**OBJECTIVE**
In the records below, pick out all lines containing the word "Сатурна".
____
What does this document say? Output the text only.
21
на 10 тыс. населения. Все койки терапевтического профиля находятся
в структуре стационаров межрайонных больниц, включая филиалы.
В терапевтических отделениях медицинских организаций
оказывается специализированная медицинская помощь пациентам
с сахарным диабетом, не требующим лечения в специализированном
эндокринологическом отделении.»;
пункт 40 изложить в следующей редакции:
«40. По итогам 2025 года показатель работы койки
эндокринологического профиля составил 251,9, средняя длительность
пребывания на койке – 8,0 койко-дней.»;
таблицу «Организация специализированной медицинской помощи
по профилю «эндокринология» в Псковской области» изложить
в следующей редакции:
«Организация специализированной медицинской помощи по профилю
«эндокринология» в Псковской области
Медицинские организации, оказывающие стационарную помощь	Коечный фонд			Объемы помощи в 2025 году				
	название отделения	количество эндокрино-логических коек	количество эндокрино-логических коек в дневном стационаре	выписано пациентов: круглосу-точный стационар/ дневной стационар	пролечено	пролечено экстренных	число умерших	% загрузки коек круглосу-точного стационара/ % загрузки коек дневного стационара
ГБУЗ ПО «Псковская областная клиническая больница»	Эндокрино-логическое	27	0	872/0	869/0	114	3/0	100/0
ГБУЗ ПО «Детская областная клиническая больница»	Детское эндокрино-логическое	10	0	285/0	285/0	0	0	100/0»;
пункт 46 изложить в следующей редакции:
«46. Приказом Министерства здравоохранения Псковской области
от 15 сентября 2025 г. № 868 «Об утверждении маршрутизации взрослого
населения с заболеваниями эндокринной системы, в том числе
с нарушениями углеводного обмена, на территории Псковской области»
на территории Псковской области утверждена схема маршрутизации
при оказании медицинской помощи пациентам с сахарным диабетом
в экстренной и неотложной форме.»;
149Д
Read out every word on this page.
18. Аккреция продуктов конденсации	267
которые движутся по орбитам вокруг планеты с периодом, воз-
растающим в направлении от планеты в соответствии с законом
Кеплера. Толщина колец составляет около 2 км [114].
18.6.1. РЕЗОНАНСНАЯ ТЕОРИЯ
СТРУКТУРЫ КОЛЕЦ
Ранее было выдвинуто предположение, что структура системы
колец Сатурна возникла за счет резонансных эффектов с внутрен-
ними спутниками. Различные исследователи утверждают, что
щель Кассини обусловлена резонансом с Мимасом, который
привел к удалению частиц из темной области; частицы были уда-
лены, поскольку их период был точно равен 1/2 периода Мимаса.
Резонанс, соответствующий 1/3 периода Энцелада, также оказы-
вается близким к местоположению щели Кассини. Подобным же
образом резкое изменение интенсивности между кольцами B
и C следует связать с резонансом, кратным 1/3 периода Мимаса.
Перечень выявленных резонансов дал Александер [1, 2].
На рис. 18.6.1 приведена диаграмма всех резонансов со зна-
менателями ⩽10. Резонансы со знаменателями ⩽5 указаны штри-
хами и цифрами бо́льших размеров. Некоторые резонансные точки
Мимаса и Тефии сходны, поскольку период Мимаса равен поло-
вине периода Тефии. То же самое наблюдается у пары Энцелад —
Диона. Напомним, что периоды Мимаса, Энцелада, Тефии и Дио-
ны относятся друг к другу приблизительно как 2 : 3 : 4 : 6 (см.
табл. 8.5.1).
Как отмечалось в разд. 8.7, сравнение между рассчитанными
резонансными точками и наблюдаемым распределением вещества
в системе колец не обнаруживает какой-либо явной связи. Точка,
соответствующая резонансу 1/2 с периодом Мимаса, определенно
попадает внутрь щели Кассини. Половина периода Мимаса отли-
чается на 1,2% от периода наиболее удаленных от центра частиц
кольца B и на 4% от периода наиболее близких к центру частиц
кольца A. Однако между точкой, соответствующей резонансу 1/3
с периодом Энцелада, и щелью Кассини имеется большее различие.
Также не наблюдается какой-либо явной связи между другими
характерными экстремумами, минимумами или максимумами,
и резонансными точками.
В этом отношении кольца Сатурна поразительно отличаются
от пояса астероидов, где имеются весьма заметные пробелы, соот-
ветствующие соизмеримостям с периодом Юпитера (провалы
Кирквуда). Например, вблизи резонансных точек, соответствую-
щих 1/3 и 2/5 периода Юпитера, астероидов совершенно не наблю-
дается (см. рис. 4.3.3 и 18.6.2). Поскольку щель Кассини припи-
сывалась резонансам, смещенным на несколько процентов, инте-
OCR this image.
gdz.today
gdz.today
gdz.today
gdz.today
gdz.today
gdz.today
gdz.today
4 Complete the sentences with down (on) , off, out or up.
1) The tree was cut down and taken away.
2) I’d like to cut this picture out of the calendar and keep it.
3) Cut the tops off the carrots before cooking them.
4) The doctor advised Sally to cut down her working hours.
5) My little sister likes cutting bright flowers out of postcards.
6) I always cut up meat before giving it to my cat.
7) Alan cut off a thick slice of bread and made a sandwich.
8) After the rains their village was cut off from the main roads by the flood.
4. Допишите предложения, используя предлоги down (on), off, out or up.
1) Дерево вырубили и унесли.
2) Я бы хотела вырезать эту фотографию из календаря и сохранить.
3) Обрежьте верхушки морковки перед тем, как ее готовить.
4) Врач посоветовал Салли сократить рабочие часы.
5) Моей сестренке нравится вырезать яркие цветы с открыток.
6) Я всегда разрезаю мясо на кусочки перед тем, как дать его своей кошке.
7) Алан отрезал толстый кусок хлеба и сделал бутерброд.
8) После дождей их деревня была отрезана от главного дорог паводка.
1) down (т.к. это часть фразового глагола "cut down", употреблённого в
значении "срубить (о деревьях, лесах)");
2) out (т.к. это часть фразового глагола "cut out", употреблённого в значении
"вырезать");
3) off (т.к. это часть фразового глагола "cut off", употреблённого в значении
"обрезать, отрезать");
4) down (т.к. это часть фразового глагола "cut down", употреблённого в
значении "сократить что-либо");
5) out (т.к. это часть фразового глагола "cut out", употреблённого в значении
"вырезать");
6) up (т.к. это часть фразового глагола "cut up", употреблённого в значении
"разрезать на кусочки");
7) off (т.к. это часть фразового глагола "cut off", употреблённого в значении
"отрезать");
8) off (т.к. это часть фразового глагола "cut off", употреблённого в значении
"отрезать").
____
**ANSWER IN FULL**
колец Сатурна возникла за счет резонансных эффектов с внутрен-
В этом отношении кольца Сатурна поразительно отличаются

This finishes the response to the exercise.